▶ **Problems and tasks**:
1. Please list every procedure or technique the vocal cord treatment text names for repairing or treating a paralyzed cord.
2. From the vocal cord treatment text, output everything from "Injection laryngoplasty is" down to "is the priority." word for word.

▶ **Text block**:
Injection laryngoplasty is the simpler option and can often be done in the office. A filler material is injected into the paralyzed cord to plump it up so it can make contact with the opposite side. The choice of filler matters significantly for how long the results last. Hyaluronic acid fillers last dramatically longer than calcium hydroxyapatite fillers. In one study, hyaluronic acid injections lasted an average of about 1,200 days (over three years) before patients needed retreatment, while calcium hydroxyapatite lasted only about 250 days (roughly eight months). This makes hyaluronic acid a better choice when longer durability is the priority.
For permanent repair of paralysis, surgeons can perform a procedure called thyroplasty, where a small implant is placed through a window cut in the cartilage of the voice box to push the paralyzed cord inward. Another approach targets the nerve itself. The most common reinnervation technique connects a nearby neck nerve (the ansa cervicalis) to the damaged recurrent laryngeal nerve. This doesn’t restore movement to the cord, but it restores muscle tone, which prevents the cord from wasting away and keeps it firm enough to vibrate when air passes over it. Other nerve repair strategies include direct nerve reconnection when the cut ends can be identified, and nerve-muscle pedicle techniques that transplant a small piece of functioning nerve and muscle into the paralyzed cord.

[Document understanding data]

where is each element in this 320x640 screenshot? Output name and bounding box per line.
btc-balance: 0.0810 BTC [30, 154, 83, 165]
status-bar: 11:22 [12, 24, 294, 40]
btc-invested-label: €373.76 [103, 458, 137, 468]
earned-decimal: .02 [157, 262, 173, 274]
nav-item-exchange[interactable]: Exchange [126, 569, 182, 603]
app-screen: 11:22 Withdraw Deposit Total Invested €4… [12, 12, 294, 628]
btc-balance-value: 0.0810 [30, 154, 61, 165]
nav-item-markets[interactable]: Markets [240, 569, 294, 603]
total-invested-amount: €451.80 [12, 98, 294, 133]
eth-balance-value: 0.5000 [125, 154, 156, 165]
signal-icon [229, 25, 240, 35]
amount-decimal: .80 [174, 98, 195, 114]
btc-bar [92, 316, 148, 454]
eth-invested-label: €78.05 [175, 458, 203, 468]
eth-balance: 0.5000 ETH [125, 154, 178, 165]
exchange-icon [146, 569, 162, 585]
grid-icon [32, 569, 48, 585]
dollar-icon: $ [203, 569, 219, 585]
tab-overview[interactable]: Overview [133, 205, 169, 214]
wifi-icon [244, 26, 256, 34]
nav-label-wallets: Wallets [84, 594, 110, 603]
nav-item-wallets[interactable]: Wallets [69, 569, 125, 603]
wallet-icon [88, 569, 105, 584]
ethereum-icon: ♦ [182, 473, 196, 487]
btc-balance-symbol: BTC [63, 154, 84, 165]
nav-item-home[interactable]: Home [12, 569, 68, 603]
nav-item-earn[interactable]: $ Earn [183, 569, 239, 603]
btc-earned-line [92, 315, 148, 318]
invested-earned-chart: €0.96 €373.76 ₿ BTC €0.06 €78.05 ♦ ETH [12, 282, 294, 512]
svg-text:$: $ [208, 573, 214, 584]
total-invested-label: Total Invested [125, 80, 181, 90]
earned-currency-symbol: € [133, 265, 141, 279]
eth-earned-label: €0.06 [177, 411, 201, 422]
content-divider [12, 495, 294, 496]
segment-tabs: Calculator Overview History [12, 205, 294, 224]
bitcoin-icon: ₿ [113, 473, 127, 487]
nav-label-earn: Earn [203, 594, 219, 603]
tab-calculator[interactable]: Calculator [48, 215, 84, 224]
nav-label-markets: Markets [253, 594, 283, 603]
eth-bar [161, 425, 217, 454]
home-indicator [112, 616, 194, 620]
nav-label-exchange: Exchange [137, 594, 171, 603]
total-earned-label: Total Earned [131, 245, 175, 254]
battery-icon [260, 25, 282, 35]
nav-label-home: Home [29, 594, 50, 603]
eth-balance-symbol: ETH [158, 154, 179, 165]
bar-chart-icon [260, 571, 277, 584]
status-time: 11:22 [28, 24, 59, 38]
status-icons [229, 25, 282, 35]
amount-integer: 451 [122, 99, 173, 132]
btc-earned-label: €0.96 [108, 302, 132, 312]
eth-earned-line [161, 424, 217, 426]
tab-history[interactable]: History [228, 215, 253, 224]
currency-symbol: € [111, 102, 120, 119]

▶ **Answers to the exercise**:
1.
- Injection laryngoplasty
- Thyroplasty
- Reinnervation connecting the ansa cervicalis to the recurrent laryngeal nerve
- Direct nerve reconnection
- Nerve-muscle pedicle techniques

2.
Injection laryngoplasty is the simpler option and can often be done in the office. A filler material is injected into the paralyzed cord to plump it up so it can make contact with the opposite side. The choice of filler matters significantly for how long the results last. Hyaluronic acid fillers last dramatically longer than calcium hydroxyapatite fillers. In one study, hyaluronic acid injections lasted an average of about 1,200 days (over three years) before patients needed retreatment, while calcium hydroxyapatite lasted only about 250 days (roughly eight months). This makes hyaluronic acid a better choice when longer durability is the priority.